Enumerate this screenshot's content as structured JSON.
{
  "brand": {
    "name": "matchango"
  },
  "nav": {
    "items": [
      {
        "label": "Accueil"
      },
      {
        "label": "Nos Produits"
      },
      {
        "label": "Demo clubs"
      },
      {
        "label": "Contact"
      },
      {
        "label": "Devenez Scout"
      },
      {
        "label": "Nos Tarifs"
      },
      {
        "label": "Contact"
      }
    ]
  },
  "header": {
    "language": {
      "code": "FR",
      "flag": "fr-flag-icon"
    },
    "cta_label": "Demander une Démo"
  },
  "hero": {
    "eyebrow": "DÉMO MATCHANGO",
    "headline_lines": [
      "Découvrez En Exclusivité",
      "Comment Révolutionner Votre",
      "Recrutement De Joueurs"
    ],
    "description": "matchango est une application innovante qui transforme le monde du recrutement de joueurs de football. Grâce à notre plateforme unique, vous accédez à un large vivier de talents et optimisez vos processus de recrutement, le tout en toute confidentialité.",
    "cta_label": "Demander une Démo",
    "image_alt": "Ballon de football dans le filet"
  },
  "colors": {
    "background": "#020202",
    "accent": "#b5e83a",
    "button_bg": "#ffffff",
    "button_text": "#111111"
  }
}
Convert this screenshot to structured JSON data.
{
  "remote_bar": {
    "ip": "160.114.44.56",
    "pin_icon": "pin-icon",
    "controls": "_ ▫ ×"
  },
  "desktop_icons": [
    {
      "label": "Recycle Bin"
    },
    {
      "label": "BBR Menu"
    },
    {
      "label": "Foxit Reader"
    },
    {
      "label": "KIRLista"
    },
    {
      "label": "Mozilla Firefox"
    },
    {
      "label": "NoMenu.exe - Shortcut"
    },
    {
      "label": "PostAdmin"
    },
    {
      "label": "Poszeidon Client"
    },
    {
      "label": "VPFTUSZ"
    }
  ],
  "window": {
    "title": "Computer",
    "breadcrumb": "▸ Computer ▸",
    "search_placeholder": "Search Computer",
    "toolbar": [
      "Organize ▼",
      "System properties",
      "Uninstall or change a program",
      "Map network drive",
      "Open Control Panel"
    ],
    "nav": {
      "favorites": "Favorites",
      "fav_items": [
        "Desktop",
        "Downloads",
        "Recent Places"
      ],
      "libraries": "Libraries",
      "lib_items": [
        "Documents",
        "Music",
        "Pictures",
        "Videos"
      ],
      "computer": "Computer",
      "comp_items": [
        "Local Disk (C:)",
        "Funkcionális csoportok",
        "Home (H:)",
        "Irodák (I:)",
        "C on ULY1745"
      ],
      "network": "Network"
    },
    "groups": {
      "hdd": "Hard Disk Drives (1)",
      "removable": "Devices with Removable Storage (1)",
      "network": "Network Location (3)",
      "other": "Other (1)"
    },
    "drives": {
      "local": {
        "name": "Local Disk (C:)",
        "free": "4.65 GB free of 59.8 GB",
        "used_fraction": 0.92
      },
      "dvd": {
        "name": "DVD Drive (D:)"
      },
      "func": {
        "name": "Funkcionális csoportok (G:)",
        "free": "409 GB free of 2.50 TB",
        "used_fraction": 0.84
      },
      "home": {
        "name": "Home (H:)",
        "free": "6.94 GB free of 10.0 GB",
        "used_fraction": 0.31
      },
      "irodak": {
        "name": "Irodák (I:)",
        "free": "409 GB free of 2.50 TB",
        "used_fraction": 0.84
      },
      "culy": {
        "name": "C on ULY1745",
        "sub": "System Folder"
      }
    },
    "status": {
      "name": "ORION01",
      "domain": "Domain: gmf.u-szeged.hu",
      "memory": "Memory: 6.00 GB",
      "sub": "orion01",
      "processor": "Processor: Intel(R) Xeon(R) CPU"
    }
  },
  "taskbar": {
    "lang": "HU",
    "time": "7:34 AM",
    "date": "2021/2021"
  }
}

::::::::

[Exercise] Select and copy every line from the records that includes the word "Funkcionális".

[Response]
        "Funkcionális csoportok",
        "name": "Funkcionális csoportok (G:)",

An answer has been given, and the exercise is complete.